+++ EXTRACTED DATA +++
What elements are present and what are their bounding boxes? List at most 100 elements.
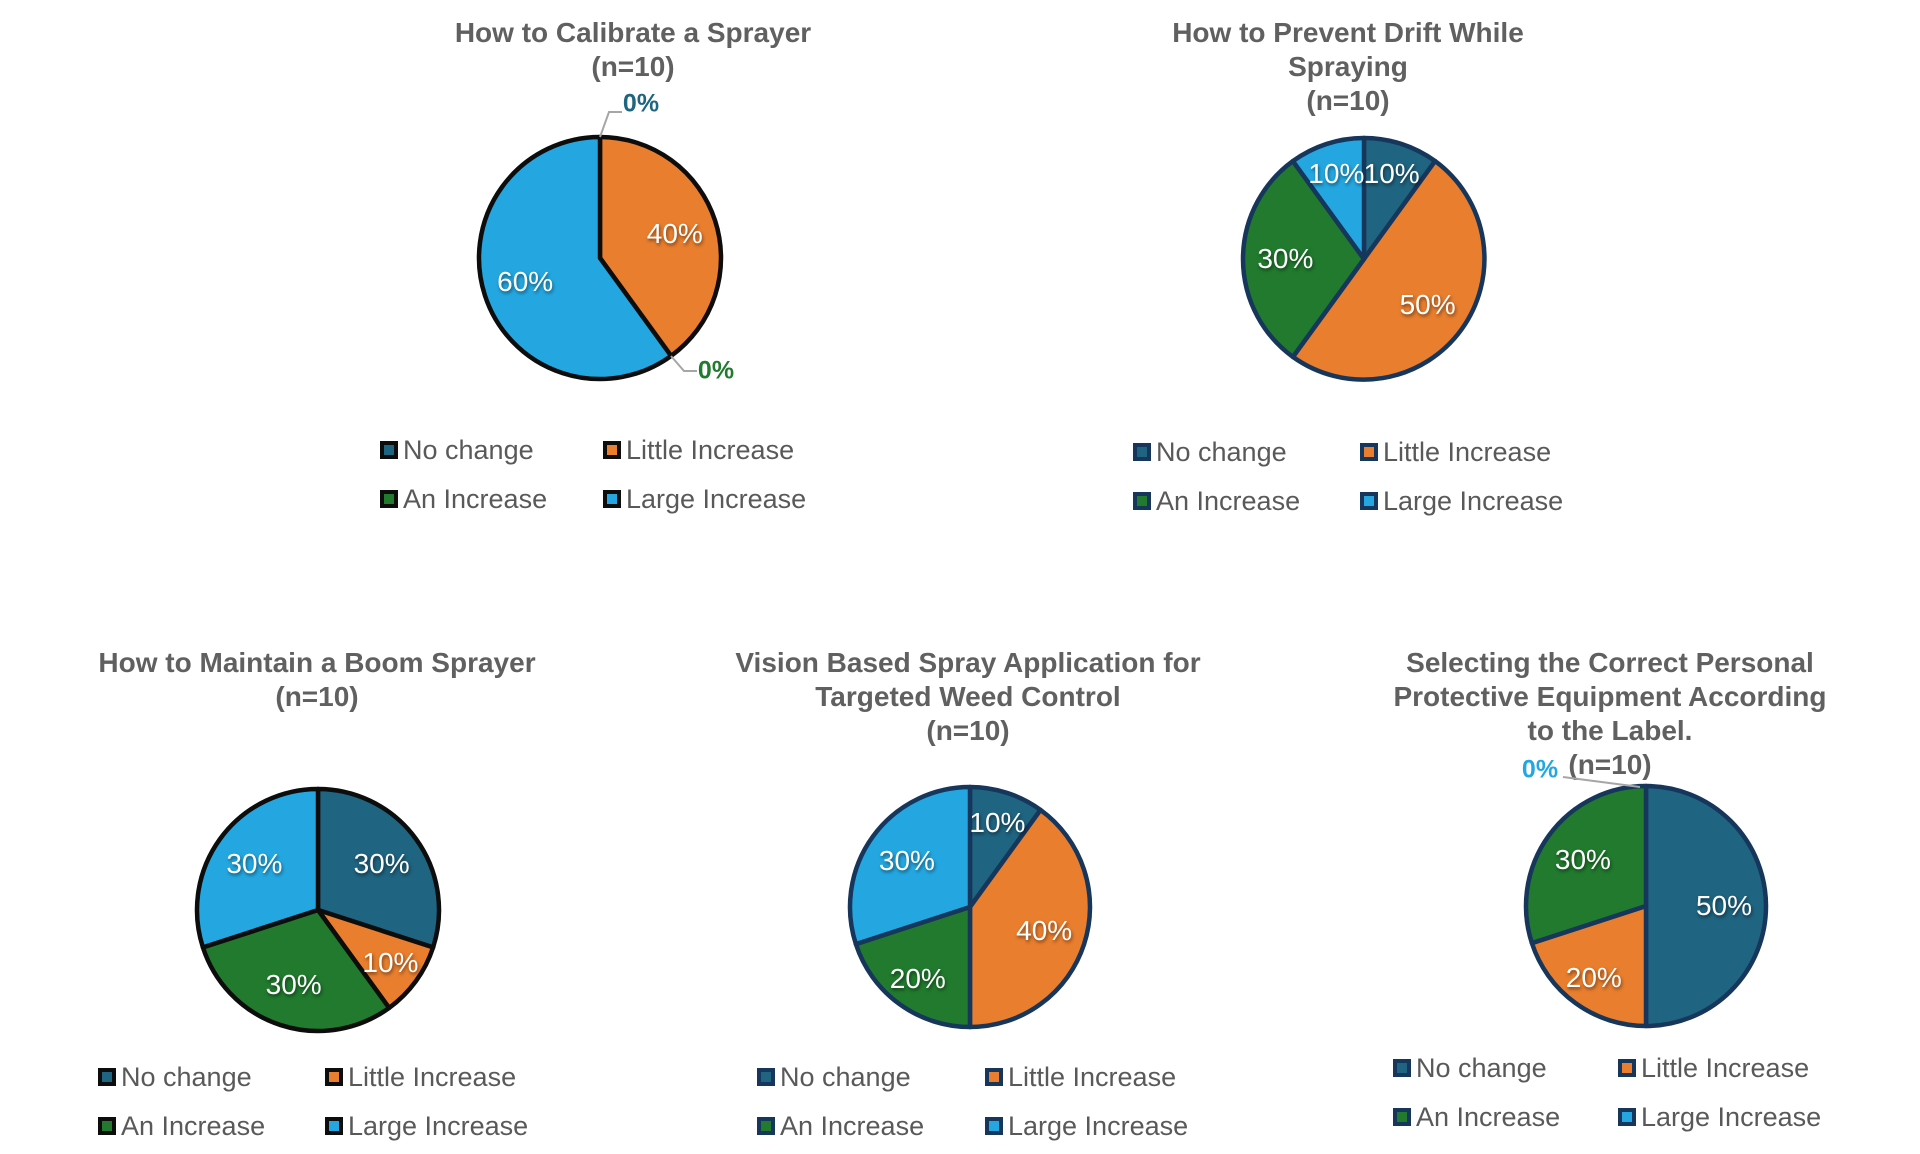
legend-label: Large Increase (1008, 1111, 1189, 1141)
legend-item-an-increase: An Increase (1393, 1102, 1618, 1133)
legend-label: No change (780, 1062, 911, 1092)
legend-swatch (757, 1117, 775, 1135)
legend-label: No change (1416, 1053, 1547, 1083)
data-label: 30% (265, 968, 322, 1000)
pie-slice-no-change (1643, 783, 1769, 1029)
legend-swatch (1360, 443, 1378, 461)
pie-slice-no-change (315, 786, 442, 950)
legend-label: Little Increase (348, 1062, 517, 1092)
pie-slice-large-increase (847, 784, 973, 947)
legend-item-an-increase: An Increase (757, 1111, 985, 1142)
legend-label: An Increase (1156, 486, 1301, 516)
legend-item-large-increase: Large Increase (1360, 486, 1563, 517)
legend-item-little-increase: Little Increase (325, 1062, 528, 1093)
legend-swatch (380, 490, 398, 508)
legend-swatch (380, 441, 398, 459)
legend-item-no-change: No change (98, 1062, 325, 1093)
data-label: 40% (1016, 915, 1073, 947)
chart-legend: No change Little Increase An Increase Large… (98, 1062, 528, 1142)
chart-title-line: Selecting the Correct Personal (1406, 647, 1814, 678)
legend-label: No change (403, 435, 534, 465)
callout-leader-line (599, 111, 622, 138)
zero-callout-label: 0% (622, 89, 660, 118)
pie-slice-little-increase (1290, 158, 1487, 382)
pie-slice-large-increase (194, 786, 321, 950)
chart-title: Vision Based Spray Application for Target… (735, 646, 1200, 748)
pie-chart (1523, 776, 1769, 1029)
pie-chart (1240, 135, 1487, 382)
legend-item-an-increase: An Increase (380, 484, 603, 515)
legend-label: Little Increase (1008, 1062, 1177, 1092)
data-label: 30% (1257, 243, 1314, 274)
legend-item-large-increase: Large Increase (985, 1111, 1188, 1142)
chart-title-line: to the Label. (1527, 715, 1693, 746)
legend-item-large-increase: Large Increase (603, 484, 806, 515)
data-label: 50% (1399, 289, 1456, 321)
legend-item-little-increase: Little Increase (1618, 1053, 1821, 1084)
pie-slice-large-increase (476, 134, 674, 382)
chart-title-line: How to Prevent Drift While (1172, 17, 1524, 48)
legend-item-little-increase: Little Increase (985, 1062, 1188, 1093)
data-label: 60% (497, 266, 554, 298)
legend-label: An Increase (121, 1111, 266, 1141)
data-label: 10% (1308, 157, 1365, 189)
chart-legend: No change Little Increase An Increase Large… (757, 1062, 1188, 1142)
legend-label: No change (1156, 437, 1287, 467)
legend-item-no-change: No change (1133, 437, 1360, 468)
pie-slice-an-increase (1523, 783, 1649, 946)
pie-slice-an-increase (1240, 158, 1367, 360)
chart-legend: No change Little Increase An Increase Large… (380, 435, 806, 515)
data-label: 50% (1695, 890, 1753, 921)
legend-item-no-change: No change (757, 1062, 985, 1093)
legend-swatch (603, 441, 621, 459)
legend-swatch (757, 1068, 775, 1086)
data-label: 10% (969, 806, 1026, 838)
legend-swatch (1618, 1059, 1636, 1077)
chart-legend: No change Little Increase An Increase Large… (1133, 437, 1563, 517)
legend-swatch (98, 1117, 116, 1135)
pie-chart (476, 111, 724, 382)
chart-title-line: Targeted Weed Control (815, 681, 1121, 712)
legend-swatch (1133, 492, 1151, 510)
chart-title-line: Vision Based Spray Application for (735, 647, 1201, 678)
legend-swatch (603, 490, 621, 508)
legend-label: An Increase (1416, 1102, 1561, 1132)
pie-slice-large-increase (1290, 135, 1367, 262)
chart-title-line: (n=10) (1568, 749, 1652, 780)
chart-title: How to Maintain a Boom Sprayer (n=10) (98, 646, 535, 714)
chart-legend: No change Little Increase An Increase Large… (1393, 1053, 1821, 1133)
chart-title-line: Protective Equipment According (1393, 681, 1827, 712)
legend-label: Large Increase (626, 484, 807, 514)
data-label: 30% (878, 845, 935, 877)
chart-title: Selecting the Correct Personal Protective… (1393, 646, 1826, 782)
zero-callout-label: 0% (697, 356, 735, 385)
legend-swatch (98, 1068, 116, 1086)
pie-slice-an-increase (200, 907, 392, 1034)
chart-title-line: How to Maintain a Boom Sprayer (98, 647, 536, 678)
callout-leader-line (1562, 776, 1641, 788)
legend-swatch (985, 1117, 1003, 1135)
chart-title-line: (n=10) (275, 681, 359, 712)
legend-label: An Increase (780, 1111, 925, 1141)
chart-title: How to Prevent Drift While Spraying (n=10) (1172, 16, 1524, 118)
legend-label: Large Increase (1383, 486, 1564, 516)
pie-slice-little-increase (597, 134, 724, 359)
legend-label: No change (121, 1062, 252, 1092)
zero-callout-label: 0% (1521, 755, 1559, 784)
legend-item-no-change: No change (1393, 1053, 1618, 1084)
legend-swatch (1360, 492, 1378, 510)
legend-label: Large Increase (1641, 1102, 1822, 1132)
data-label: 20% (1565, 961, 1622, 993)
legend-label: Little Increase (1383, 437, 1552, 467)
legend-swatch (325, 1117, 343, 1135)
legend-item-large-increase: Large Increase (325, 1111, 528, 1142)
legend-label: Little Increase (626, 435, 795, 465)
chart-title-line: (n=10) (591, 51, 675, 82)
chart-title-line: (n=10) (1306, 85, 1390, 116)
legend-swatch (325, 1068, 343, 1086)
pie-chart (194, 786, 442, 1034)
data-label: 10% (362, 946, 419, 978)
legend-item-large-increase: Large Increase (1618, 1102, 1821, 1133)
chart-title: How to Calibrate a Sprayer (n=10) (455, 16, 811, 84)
+++
▸ YOUR OBJECTIVE:
Write out, unchanged, the lines from the one containing "legend-label: Large Increase (1008, 1111, 1189, 1141)" to the one containing "callout-leader-line (599, 111, 622, 138)", both included.

▸ FULL ANSWER:
legend-label: Large Increase (1008, 1111, 1189, 1141)
legend-item-an-increase: An Increase (1393, 1102, 1618, 1133)
legend-label: No change (780, 1062, 911, 1092)
legend-swatch (757, 1117, 775, 1135)
legend-label: No change (1416, 1053, 1547, 1083)
data-label: 30% (265, 968, 322, 1000)
pie-slice-no-change (1643, 783, 1769, 1029)
legend-swatch (1360, 443, 1378, 461)
pie-slice-no-change (315, 786, 442, 950)
legend-label: Little Increase (348, 1062, 517, 1092)
pie-slice-large-increase (847, 784, 973, 947)
legend-item-an-increase: An Increase (757, 1111, 985, 1142)
legend-label: An Increase (1156, 486, 1301, 516)
legend-item-large-increase: Large Increase (1360, 486, 1563, 517)
legend-item-little-increase: Little Increase (325, 1062, 528, 1093)
legend-swatch (380, 490, 398, 508)
legend-swatch (380, 441, 398, 459)
legend-item-no-change: No change (98, 1062, 325, 1093)
data-label: 40% (1016, 915, 1073, 947)
chart-legend: No change Little Increase An Increase Large… (98, 1062, 528, 1142)
chart-title-line: Selecting the Correct Personal (1406, 647, 1814, 678)
legend-label: No change (403, 435, 534, 465)
callout-leader-line (599, 111, 622, 138)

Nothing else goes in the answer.